Output each entry below as it stands, leaving out every picture.
● ● ● ●
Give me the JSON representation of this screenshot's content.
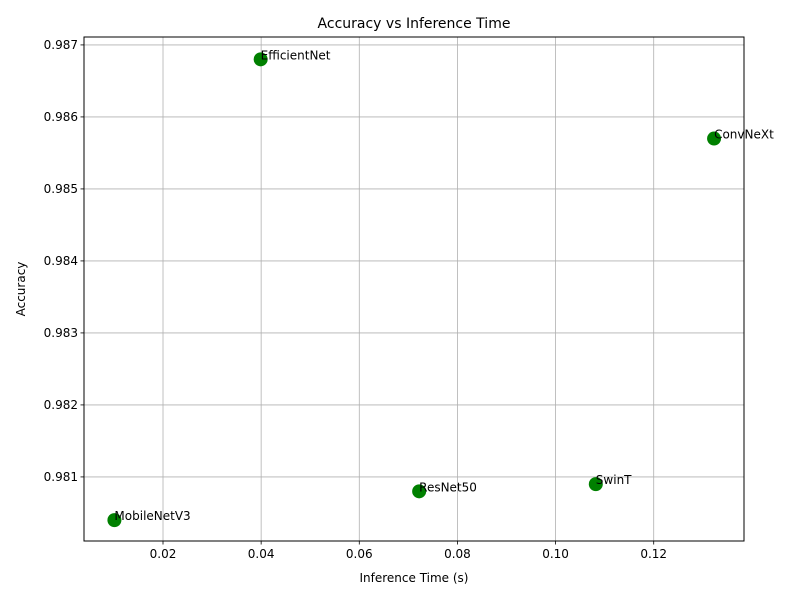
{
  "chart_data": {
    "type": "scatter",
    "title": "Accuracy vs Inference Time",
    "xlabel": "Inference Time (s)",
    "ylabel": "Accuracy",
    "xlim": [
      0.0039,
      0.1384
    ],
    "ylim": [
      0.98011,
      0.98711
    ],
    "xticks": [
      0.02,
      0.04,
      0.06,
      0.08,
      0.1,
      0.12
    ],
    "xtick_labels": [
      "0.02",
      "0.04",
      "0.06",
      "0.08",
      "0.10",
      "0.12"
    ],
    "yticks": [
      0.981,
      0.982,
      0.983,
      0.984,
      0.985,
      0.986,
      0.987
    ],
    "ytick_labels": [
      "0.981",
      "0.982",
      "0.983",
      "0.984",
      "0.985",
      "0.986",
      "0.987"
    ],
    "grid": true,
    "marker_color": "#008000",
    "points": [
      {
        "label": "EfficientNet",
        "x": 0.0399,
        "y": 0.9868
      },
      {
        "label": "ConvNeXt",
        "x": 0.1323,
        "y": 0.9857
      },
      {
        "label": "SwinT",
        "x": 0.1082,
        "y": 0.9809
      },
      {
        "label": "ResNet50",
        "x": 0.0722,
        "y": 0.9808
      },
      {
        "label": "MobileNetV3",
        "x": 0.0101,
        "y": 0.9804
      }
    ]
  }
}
● ● ● ●
_Result below_:
Give me the JSON representation of this screenshot's content.
{
  "chart_data": {
    "type": "scatter",
    "title": "Accuracy vs Inference Time",
    "xlabel": "Inference Time (s)",
    "ylabel": "Accuracy",
    "xlim": [
      0.0039,
      0.1384
    ],
    "ylim": [
      0.98011,
      0.98711
    ],
    "xticks": [
      0.02,
      0.04,
      0.06,
      0.08,
      0.1,
      0.12
    ],
    "xtick_labels": [
      "0.02",
      "0.04",
      "0.06",
      "0.08",
      "0.10",
      "0.12"
    ],
    "yticks": [
      0.981,
      0.982,
      0.983,
      0.984,
      0.985,
      0.986,
      0.987
    ],
    "ytick_labels": [
      "0.981",
      "0.982",
      "0.983",
      "0.984",
      "0.985",
      "0.986",
      "0.987"
    ],
    "grid": true,
    "marker_color": "#008000",
    "points": [
      {
        "label": "EfficientNet",
        "x": 0.0399,
        "y": 0.9868
      },
      {
        "label": "ConvNeXt",
        "x": 0.1323,
        "y": 0.9857
      },
      {
        "label": "SwinT",
        "x": 0.1082,
        "y": 0.9809
      },
      {
        "label": "ResNet50",
        "x": 0.0722,
        "y": 0.9808
      },
      {
        "label": "MobileNetV3",
        "x": 0.0101,
        "y": 0.9804
      }
    ]
  }
}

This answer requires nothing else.